[BEGIN]

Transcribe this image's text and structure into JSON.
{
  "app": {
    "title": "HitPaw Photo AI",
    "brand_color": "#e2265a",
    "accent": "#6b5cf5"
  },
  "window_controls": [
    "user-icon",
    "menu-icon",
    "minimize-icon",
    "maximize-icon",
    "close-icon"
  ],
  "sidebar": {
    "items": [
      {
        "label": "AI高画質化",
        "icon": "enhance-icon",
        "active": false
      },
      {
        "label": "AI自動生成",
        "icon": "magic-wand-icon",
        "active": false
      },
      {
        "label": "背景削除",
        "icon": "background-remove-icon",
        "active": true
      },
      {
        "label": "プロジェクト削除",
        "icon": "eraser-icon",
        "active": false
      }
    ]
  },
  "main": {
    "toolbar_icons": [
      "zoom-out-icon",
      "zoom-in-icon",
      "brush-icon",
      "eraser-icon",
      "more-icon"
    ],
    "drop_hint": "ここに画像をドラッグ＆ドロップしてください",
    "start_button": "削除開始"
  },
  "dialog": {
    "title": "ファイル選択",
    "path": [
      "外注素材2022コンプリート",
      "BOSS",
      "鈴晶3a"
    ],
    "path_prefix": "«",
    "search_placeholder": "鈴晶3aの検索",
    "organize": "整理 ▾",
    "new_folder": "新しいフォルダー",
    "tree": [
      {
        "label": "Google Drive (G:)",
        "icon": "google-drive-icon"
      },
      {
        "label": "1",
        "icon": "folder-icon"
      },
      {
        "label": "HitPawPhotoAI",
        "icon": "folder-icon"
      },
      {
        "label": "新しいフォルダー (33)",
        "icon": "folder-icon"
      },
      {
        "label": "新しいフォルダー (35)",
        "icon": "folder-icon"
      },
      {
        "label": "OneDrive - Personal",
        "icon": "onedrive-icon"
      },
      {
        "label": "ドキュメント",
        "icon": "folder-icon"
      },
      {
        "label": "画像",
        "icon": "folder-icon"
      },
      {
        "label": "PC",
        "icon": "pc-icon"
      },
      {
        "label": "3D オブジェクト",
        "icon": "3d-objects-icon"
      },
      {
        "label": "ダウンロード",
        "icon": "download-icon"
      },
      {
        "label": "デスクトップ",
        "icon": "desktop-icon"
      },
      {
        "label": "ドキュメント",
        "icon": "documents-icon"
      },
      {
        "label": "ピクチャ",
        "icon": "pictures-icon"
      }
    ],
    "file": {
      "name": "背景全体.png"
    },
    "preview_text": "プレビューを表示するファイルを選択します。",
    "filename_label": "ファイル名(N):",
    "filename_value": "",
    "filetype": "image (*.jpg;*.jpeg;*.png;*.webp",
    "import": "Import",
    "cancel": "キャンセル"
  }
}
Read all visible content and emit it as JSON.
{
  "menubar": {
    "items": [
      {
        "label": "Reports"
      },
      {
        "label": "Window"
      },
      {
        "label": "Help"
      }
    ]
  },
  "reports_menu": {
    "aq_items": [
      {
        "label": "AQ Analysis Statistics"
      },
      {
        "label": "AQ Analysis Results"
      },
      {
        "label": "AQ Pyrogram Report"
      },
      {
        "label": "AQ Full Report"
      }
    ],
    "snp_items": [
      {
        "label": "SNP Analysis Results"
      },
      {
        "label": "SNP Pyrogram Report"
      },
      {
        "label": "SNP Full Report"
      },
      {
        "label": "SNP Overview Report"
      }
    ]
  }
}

[END]

WHAT THE TASK ASKS:
Word for word, quote all of the data above.

THE RESPONSE:
Transcribe this image's text and structure into JSON.
{
  "app": {
    "title": "HitPaw Photo AI",
    "brand_color": "#e2265a",
    "accent": "#6b5cf5"
  },
  "window_controls": [
    "user-icon",
    "menu-icon",
    "minimize-icon",
    "maximize-icon",
    "close-icon"
  ],
  "sidebar": {
    "items": [
      {
        "label": "AI高画質化",
        "icon": "enhance-icon",
        "active": false
      },
      {
        "label": "AI自動生成",
        "icon": "magic-wand-icon",
        "active": false
      },
      {
        "label": "背景削除",
        "icon": "background-remove-icon",
        "active": true
      },
      {
        "label": "プロジェクト削除",
        "icon": "eraser-icon",
        "active": false
      }
    ]
  },
  "main": {
    "toolbar_icons": [
      "zoom-out-icon",
      "zoom-in-icon",
      "brush-icon",
      "eraser-icon",
      "more-icon"
    ],
    "drop_hint": "ここに画像をドラッグ＆ドロップしてください",
    "start_button": "削除開始"
  },
  "dialog": {
    "title": "ファイル選択",
    "path": [
      "外注素材2022コンプリート",
      "BOSS",
      "鈴晶3a"
    ],
    "path_prefix": "«",
    "search_placeholder": "鈴晶3aの検索",
    "organize": "整理 ▾",
    "new_folder": "新しいフォルダー",
    "tree": [
      {
        "label": "Google Drive (G:)",
        "icon": "google-drive-icon"
      },
      {
        "label": "1",
        "icon": "folder-icon"
      },
      {
        "label": "HitPawPhotoAI",
        "icon": "folder-icon"
      },
      {
        "label": "新しいフォルダー (33)",
        "icon": "folder-icon"
      },
      {
        "label": "新しいフォルダー (35)",
        "icon": "folder-icon"
      },
      {
        "label": "OneDrive - Personal",
        "icon": "onedrive-icon"
      },
      {
        "label": "ドキュメント",
        "icon": "folder-icon"
      },
      {
        "label": "画像",
        "icon": "folder-icon"
      },
      {
        "label": "PC",
        "icon": "pc-icon"
      },
      {
        "label": "3D オブジェクト",
        "icon": "3d-objects-icon"
      },
      {
        "label": "ダウンロード",
        "icon": "download-icon"
      },
      {
        "label": "デスクトップ",
        "icon": "desktop-icon"
      },
      {
        "label": "ドキュメント",
        "icon": "documents-icon"
      },
      {
        "label": "ピクチャ",
        "icon": "pictures-icon"
      }
    ],
    "file": {
      "name": "背景全体.png"
    },
    "preview_text": "プレビューを表示するファイルを選択します。",
    "filename_label": "ファイル名(N):",
    "filename_value": "",
    "filetype": "image (*.jpg;*.jpeg;*.png;*.webp",
    "import": "Import",
    "cancel": "キャンセル"
  }
}
Read all visible content and emit it as JSON.
{
  "menubar": {
    "items": [
      {
        "label": "Reports"
      },
      {
        "label": "Window"
      },
      {
        "label": "Help"
      }
    ]
  },
  "reports_menu": {
    "aq_items": [
      {
        "label": "AQ Analysis Statistics"
      },
      {
        "label": "AQ Analysis Results"
      },
      {
        "label": "AQ Pyrogram Report"
      },
      {
        "label": "AQ Full Report"
      }
    ],
    "snp_items": [
      {
        "label": "SNP Analysis Results"
      },
      {
        "label": "SNP Pyrogram Report"
      },
      {
        "label": "SNP Full Report"
      },
      {
        "label": "SNP Overview Report"
      }
    ]
  }
}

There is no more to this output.